» INPUT FOR THIS TASK

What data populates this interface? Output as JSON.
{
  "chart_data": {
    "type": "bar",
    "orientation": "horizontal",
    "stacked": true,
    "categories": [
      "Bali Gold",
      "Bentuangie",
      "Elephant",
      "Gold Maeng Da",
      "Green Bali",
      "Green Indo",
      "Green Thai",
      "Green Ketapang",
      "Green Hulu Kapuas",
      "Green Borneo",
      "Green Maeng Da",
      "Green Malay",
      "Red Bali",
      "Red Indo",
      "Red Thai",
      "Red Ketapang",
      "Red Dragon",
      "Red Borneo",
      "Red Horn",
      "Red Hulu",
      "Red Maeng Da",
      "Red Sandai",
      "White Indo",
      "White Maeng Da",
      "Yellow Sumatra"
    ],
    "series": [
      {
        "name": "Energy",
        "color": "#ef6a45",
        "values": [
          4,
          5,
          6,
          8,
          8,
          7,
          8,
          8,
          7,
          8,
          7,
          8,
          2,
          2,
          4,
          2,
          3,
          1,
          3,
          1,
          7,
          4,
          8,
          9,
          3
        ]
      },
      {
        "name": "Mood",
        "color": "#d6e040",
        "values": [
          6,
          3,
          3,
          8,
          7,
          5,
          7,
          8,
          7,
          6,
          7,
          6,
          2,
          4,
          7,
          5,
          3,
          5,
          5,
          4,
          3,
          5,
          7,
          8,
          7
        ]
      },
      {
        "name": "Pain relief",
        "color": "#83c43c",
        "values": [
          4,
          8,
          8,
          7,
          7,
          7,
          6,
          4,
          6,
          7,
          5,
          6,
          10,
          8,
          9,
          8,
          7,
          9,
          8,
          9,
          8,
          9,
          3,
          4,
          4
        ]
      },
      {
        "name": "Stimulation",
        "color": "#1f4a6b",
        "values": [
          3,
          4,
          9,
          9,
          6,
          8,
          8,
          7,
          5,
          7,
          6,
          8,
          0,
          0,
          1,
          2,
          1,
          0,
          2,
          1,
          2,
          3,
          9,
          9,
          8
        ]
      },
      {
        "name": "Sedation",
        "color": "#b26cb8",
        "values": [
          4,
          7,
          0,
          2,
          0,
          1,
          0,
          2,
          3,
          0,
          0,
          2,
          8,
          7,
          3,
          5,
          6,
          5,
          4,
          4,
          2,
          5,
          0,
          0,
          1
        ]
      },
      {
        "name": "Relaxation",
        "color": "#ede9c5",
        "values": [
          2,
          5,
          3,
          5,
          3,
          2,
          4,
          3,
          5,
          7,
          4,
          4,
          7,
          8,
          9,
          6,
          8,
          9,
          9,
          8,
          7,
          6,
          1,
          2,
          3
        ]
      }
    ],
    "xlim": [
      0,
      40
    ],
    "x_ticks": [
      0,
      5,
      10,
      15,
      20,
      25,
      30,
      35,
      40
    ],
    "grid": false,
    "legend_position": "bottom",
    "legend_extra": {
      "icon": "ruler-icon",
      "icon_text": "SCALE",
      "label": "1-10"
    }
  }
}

» OBJECTIVE
Would you write down every record again, exactly?

» ANSWER FOR THIS EXERCISE
What data populates this interface? Output as JSON.
{
  "chart_data": {
    "type": "bar",
    "orientation": "horizontal",
    "stacked": true,
    "categories": [
      "Bali Gold",
      "Bentuangie",
      "Elephant",
      "Gold Maeng Da",
      "Green Bali",
      "Green Indo",
      "Green Thai",
      "Green Ketapang",
      "Green Hulu Kapuas",
      "Green Borneo",
      "Green Maeng Da",
      "Green Malay",
      "Red Bali",
      "Red Indo",
      "Red Thai",
      "Red Ketapang",
      "Red Dragon",
      "Red Borneo",
      "Red Horn",
      "Red Hulu",
      "Red Maeng Da",
      "Red Sandai",
      "White Indo",
      "White Maeng Da",
      "Yellow Sumatra"
    ],
    "series": [
      {
        "name": "Energy",
        "color": "#ef6a45",
        "values": [
          4,
          5,
          6,
          8,
          8,
          7,
          8,
          8,
          7,
          8,
          7,
          8,
          2,
          2,
          4,
          2,
          3,
          1,
          3,
          1,
          7,
          4,
          8,
          9,
          3
        ]
      },
      {
        "name": "Mood",
        "color": "#d6e040",
        "values": [
          6,
          3,
          3,
          8,
          7,
          5,
          7,
          8,
          7,
          6,
          7,
          6,
          2,
          4,
          7,
          5,
          3,
          5,
          5,
          4,
          3,
          5,
          7,
          8,
          7
        ]
      },
      {
        "name": "Pain relief",
        "color": "#83c43c",
        "values": [
          4,
          8,
          8,
          7,
          7,
          7,
          6,
          4,
          6,
          7,
          5,
          6,
          10,
          8,
          9,
          8,
          7,
          9,
          8,
          9,
          8,
          9,
          3,
          4,
          4
        ]
      },
      {
        "name": "Stimulation",
        "color": "#1f4a6b",
        "values": [
          3,
          4,
          9,
          9,
          6,
          8,
          8,
          7,
          5,
          7,
          6,
          8,
          0,
          0,
          1,
          2,
          1,
          0,
          2,
          1,
          2,
          3,
          9,
          9,
          8
        ]
      },
      {
        "name": "Sedation",
        "color": "#b26cb8",
        "values": [
          4,
          7,
          0,
          2,
          0,
          1,
          0,
          2,
          3,
          0,
          0,
          2,
          8,
          7,
          3,
          5,
          6,
          5,
          4,
          4,
          2,
          5,
          0,
          0,
          1
        ]
      },
      {
        "name": "Relaxation",
        "color": "#ede9c5",
        "values": [
          2,
          5,
          3,
          5,
          3,
          2,
          4,
          3,
          5,
          7,
          4,
          4,
          7,
          8,
          9,
          6,
          8,
          9,
          9,
          8,
          7,
          6,
          1,
          2,
          3
        ]
      }
    ],
    "xlim": [
      0,
      40
    ],
    "x_ticks": [
      0,
      5,
      10,
      15,
      20,
      25,
      30,
      35,
      40
    ],
    "grid": false,
    "legend_position": "bottom",
    "legend_extra": {
      "icon": "ruler-icon",
      "icon_text": "SCALE",
      "label": "1-10"
    }
  }
}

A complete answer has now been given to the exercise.